> _Exercise_
Each entry below is to be transcribed exactly.
-- Start of Records --
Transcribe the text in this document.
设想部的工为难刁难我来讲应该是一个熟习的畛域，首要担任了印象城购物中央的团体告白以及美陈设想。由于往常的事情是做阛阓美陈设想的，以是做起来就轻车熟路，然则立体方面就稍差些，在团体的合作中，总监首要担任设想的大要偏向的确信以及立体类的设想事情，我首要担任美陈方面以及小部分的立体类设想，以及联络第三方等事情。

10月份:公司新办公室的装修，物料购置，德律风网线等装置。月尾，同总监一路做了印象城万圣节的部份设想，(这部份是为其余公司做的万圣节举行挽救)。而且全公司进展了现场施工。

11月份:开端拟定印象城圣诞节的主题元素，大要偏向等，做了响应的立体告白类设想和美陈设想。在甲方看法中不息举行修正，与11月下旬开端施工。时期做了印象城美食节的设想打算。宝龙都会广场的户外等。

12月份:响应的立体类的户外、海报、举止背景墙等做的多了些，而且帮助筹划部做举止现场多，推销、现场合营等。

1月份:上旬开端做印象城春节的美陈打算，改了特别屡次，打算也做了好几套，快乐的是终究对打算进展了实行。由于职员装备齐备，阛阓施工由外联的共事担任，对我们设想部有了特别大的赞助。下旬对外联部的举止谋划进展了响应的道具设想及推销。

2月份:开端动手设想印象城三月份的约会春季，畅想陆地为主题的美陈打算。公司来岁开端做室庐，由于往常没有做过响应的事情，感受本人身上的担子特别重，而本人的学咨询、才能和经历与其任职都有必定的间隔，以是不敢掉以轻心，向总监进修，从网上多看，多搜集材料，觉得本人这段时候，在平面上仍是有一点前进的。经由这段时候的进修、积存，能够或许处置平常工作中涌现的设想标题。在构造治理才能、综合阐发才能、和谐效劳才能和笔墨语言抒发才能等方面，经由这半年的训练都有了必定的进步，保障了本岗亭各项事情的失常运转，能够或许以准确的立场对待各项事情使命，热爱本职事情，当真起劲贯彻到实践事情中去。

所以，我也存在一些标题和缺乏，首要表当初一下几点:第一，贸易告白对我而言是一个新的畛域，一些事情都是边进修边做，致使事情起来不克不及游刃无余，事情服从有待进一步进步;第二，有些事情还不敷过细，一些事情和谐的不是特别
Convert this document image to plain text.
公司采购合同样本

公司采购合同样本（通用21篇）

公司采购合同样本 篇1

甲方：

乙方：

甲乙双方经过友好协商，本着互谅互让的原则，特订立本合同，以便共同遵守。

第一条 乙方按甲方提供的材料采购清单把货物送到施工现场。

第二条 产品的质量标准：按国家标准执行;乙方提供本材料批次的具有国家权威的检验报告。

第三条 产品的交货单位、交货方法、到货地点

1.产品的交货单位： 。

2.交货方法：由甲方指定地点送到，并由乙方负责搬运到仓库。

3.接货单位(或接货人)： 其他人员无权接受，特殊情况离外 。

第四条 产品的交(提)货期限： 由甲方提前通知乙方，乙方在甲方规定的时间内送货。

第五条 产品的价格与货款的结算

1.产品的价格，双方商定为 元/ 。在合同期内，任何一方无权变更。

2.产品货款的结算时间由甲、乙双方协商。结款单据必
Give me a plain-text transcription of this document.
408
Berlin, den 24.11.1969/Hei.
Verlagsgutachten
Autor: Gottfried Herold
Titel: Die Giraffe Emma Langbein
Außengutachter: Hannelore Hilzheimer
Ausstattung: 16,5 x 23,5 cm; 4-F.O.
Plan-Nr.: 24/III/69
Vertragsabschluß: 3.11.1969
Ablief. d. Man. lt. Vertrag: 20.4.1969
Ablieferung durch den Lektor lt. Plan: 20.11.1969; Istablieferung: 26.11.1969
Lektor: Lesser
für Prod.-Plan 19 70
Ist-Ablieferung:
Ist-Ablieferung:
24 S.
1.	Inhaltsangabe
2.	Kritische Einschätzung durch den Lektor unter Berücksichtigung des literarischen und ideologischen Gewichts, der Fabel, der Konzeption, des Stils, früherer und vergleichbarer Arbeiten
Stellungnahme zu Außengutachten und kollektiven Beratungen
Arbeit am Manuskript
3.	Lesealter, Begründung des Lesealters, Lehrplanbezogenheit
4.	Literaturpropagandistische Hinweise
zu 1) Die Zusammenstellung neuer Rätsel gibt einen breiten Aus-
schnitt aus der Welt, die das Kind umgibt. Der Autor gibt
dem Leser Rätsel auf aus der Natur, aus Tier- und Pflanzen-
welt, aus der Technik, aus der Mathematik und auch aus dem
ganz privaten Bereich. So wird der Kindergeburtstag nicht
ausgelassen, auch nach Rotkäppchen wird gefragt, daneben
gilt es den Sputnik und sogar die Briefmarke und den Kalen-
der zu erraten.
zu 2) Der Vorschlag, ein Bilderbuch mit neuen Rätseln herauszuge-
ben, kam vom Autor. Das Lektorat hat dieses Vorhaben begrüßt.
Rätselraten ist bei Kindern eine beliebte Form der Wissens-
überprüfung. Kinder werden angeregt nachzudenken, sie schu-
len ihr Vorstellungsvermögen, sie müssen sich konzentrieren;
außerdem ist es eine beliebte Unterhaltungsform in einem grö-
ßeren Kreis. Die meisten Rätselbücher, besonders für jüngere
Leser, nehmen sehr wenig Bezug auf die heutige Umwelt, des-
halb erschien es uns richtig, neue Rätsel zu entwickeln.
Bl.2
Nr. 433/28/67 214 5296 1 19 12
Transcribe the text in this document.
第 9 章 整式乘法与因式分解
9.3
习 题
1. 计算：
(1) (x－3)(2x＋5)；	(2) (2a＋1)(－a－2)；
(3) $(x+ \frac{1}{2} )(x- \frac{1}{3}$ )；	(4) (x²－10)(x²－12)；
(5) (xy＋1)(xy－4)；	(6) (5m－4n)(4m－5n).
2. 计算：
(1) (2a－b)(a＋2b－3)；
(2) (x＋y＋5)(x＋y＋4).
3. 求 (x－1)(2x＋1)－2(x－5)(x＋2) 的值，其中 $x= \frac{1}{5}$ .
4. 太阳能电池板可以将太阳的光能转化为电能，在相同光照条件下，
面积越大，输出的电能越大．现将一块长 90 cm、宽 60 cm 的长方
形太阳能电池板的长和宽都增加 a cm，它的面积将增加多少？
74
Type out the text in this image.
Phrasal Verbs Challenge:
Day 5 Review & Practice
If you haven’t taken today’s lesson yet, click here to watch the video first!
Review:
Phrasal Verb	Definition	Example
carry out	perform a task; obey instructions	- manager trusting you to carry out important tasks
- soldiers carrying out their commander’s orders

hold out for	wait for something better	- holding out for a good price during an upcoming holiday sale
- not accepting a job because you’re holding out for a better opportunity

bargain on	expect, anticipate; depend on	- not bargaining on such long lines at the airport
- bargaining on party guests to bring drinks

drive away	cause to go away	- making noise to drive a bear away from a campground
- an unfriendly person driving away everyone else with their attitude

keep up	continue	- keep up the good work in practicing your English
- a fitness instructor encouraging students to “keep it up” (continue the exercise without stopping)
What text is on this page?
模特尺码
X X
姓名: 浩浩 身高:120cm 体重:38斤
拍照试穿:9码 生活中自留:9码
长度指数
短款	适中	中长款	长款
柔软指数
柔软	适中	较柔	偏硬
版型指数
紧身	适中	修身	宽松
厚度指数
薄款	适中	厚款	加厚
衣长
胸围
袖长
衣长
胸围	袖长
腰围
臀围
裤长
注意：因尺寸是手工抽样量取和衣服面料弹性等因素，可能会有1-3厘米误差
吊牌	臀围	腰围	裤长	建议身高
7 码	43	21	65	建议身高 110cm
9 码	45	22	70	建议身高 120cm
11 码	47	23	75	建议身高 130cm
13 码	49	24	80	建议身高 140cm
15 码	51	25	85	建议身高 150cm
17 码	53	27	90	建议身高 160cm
-- End of Records --
> _Response for this exercise_
Transcribe the text in this document.
设想部的工为难刁难我来讲应该是一个熟习的畛域，首要担任了印象城购物中央的团体告白以及美陈设想。由于往常的事情是做阛阓美陈设想的，以是做起来就轻车熟路，然则立体方面就稍差些，在团体的合作中，总监首要担任设想的大要偏向的确信以及立体类的设想事情，我首要担任美陈方面以及小部分的立体类设想，以及联络第三方等事情。

10月份:公司新办公室的装修，物料购置，德律风网线等装置。月尾，同总监一路做了印象城万圣节的部份设想，(这部份是为其余公司做的万圣节举行挽救)。而且全公司进展了现场施工。

11月份:开端拟定印象城圣诞节的主题元素，大要偏向等，做了响应的立体告白类设想和美陈设想。在甲方看法中不息举行修正，与11月下旬开端施工。时期做了印象城美食节的设想打算。宝龙都会广场的户外等。

12月份:响应的立体类的户外、海报、举止背景墙等做的多了些，而且帮助筹划部做举止现场多，推销、现场合营等。

1月份:上旬开端做印象城春节的美陈打算，改了特别屡次，打算也做了好几套，快乐的是终究对打算进展了实行。由于职员装备齐备，阛阓施工由外联的共事担任，对我们设想部有了特别大的赞助。下旬对外联部的举止谋划进展了响应的道具设想及推销。

2月份:开端动手设想印象城三月份的约会春季，畅想陆地为主题的美陈打算。公司来岁开端做室庐，由于往常没有做过响应的事情，感受本人身上的担子特别重，而本人的学咨询、才能和经历与其任职都有必定的间隔，以是不敢掉以轻心，向总监进修，从网上多看，多搜集材料，觉得本人这段时候，在平面上仍是有一点前进的。经由这段时候的进修、积存，能够或许处置平常工作中涌现的设想标题。在构造治理才能、综合阐发才能、和谐效劳才能和笔墨语言抒发才能等方面，经由这半年的训练都有了必定的进步，保障了本岗亭各项事情的失常运转，能够或许以准确的立场对待各项事情使命，热爱本职事情，当真起劲贯彻到实践事情中去。

所以，我也存在一些标题和缺乏，首要表当初一下几点:第一，贸易告白对我而言是一个新的畛域，一些事情都是边进修边做，致使事情起来不克不及游刃无余，事情服从有待进一步进步;第二，有些事情还不敷过细，一些事情和谐的不是特别
Convert this document image to plain text.
公司采购合同样本

公司采购合同样本（通用21篇）

公司采购合同样本 篇1

甲方：

乙方：

甲乙双方经过友好协商，本着互谅互让的原则，特订立本合同，以便共同遵守。

第一条 乙方按甲方提供的材料采购清单把货物送到施工现场。

第二条 产品的质量标准：按国家标准执行;乙方提供本材料批次的具有国家权威的检验报告。

第三条 产品的交货单位、交货方法、到货地点

1.产品的交货单位： 。

2.交货方法：由甲方指定地点送到，并由乙方负责搬运到仓库。

3.接货单位(或接货人)： 其他人员无权接受，特殊情况离外 。

第四条 产品的交(提)货期限： 由甲方提前通知乙方，乙方在甲方规定的时间内送货。

第五条 产品的价格与货款的结算

1.产品的价格，双方商定为 元/ 。在合同期内，任何一方无权变更。

2.产品货款的结算时间由甲、乙双方协商。结款单据必
Give me a plain-text transcription of this document.
408
Berlin, den 24.11.1969/Hei.
Verlagsgutachten
Autor: Gottfried Herold
Titel: Die Giraffe Emma Langbein
Außengutachter: Hannelore Hilzheimer
Ausstattung: 16,5 x 23,5 cm; 4-F.O.
Plan-Nr.: 24/III/69
Vertragsabschluß: 3.11.1969
Ablief. d. Man. lt. Vertrag: 20.4.1969
Ablieferung durch den Lektor lt. Plan: 20.11.1969; Istablieferung: 26.11.1969
Lektor: Lesser
für Prod.-Plan 19 70
Ist-Ablieferung:
Ist-Ablieferung:
24 S.
1.	Inhaltsangabe
2.	Kritische Einschätzung durch den Lektor unter Berücksichtigung des literarischen und ideologischen Gewichts, der Fabel, der Konzeption, des Stils, früherer und vergleichbarer Arbeiten
Stellungnahme zu Außengutachten und kollektiven Beratungen
Arbeit am Manuskript
3.	Lesealter, Begründung des Lesealters, Lehrplanbezogenheit
4.	Literaturpropagandistische Hinweise
zu 1) Die Zusammenstellung neuer Rätsel gibt einen breiten Aus-
schnitt aus der Welt, die das Kind umgibt. Der Autor gibt
dem Leser Rätsel auf aus der Natur, aus Tier- und Pflanzen-
welt, aus der Technik, aus der Mathematik und auch aus dem
ganz privaten Bereich. So wird der Kindergeburtstag nicht
ausgelassen, auch nach Rotkäppchen wird gefragt, daneben
gilt es den Sputnik und sogar die Briefmarke und den Kalen-
der zu erraten.
zu 2) Der Vorschlag, ein Bilderbuch mit neuen Rätseln herauszuge-
ben, kam vom Autor. Das Lektorat hat dieses Vorhaben begrüßt.
Rätselraten ist bei Kindern eine beliebte Form der Wissens-
überprüfung. Kinder werden angeregt nachzudenken, sie schu-
len ihr Vorstellungsvermögen, sie müssen sich konzentrieren;
außerdem ist es eine beliebte Unterhaltungsform in einem grö-
ßeren Kreis. Die meisten Rätselbücher, besonders für jüngere
Leser, nehmen sehr wenig Bezug auf die heutige Umwelt, des-
halb erschien es uns richtig, neue Rätsel zu entwickeln.
Bl.2
Nr. 433/28/67 214 5296 1 19 12
Transcribe the text in this document.
第 9 章 整式乘法与因式分解
9.3
习 题
1. 计算：
(1) (x－3)(2x＋5)；	(2) (2a＋1)(－a－2)；
(3) $(x+ \frac{1}{2} )(x- \frac{1}{3}$ )；	(4) (x²－10)(x²－12)；
(5) (xy＋1)(xy－4)；	(6) (5m－4n)(4m－5n).
2. 计算：
(1) (2a－b)(a＋2b－3)；
(2) (x＋y＋5)(x＋y＋4).
3. 求 (x－1)(2x＋1)－2(x－5)(x＋2) 的值，其中 $x= \frac{1}{5}$ .
4. 太阳能电池板可以将太阳的光能转化为电能，在相同光照条件下，
面积越大，输出的电能越大．现将一块长 90 cm、宽 60 cm 的长方
形太阳能电池板的长和宽都增加 a cm，它的面积将增加多少？
74
Type out the text in this image.
Phrasal Verbs Challenge:
Day 5 Review & Practice
If you haven’t taken today’s lesson yet, click here to watch the video first!
Review:
Phrasal Verb	Definition	Example
carry out	perform a task; obey instructions	- manager trusting you to carry out important tasks
- soldiers carrying out their commander’s orders

hold out for	wait for something better	- holding out for a good price during an upcoming holiday sale
- not accepting a job because you’re holding out for a better opportunity

bargain on	expect, anticipate; depend on	- not bargaining on such long lines at the airport
- bargaining on party guests to bring drinks

drive away	cause to go away	- making noise to drive a bear away from a campground
- an unfriendly person driving away everyone else with their attitude

keep up	continue	- keep up the good work in practicing your English
- a fitness instructor encouraging students to “keep it up” (continue the exercise without stopping)
What text is on this page?
模特尺码
X X
姓名: 浩浩 身高:120cm 体重:38斤
拍照试穿:9码 生活中自留:9码
长度指数
短款	适中	中长款	长款
柔软指数
柔软	适中	较柔	偏硬
版型指数
紧身	适中	修身	宽松
厚度指数
薄款	适中	厚款	加厚
衣长
胸围
袖长
衣长
胸围	袖长
腰围
臀围
裤长
注意：因尺寸是手工抽样量取和衣服面料弹性等因素，可能会有1-3厘米误差
吊牌	臀围	腰围	裤长	建议身高
7 码	43	21	65	建议身高 110cm
9 码	45	22	70	建议身高 120cm
11 码	47	23	75	建议身高 130cm
13 码	49	24	80	建议身高 140cm
15 码	51	25	85	建议身高 150cm
17 码	53	27	90	建议身高 160cm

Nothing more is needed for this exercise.